**AIM OF THE TASK:** Count how many lines below include the string "études", and give that number without anything else.

---

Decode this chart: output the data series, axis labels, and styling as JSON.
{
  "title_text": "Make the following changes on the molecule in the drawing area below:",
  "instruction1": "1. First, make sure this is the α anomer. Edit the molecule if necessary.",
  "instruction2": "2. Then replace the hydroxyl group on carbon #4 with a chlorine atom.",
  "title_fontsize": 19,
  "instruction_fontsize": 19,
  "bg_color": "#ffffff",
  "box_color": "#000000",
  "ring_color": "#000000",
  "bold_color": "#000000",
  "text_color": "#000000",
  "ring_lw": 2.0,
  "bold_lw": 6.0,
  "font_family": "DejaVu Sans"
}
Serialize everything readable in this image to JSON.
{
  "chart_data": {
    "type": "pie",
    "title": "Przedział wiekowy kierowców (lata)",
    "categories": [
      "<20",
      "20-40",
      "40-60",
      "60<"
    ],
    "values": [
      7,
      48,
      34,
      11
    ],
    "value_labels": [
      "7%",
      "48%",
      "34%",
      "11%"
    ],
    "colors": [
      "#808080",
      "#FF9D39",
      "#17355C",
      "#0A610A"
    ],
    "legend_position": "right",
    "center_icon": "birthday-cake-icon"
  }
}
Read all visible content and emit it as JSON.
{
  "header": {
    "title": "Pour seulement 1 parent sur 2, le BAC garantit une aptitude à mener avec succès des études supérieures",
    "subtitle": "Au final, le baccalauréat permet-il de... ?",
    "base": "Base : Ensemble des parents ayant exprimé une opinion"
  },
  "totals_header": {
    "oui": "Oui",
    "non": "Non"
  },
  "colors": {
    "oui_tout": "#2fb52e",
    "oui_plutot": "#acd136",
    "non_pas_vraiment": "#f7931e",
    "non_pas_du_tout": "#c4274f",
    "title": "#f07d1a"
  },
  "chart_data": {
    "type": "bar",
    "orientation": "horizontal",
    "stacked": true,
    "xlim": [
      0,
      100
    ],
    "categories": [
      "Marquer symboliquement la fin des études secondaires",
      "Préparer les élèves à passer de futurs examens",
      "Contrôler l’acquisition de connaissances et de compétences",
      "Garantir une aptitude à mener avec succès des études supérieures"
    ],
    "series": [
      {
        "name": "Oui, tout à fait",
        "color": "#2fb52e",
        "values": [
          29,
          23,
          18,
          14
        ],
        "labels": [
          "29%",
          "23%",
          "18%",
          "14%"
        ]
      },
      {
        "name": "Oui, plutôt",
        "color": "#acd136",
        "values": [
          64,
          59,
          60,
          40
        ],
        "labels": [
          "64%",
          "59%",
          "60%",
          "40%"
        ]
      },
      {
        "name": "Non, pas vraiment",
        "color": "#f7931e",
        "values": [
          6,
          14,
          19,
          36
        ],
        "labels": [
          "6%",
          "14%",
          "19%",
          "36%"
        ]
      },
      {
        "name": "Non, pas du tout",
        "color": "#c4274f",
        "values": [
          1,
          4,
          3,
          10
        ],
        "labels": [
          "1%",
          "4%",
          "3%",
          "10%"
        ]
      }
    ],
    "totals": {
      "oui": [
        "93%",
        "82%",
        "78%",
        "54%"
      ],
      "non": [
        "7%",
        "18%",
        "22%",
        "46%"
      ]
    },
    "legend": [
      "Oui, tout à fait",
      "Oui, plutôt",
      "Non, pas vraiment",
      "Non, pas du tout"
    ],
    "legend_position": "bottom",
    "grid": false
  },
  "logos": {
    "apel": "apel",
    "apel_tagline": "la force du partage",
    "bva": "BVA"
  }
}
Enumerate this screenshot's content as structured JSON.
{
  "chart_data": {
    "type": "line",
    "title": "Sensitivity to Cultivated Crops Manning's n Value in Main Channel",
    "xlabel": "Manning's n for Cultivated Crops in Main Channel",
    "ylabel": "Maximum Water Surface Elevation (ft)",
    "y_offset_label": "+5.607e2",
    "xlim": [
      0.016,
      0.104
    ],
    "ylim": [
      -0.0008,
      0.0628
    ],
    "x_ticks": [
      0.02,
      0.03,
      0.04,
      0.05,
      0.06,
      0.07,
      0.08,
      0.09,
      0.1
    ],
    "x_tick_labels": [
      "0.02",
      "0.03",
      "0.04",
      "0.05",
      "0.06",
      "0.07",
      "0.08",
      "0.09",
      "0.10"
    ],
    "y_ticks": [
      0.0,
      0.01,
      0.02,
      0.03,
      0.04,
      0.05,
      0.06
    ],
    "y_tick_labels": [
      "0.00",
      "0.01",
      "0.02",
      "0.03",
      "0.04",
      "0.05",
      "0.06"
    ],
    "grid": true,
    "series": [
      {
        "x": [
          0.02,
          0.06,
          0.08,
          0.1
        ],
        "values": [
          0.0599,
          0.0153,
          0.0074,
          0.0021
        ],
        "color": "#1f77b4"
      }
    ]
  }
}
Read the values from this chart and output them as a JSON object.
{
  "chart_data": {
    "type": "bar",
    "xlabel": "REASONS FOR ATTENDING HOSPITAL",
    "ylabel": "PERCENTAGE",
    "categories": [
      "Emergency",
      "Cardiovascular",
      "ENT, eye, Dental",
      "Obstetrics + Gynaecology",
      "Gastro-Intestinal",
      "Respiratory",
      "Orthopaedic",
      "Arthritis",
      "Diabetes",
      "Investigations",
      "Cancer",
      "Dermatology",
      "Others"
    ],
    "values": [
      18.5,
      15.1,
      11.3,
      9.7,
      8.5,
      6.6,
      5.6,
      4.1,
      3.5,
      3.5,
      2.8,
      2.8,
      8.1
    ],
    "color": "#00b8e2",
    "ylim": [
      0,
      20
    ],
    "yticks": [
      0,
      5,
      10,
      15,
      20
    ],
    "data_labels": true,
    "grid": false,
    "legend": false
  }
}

---

**OUTPUT FOR THIS TASK:** 3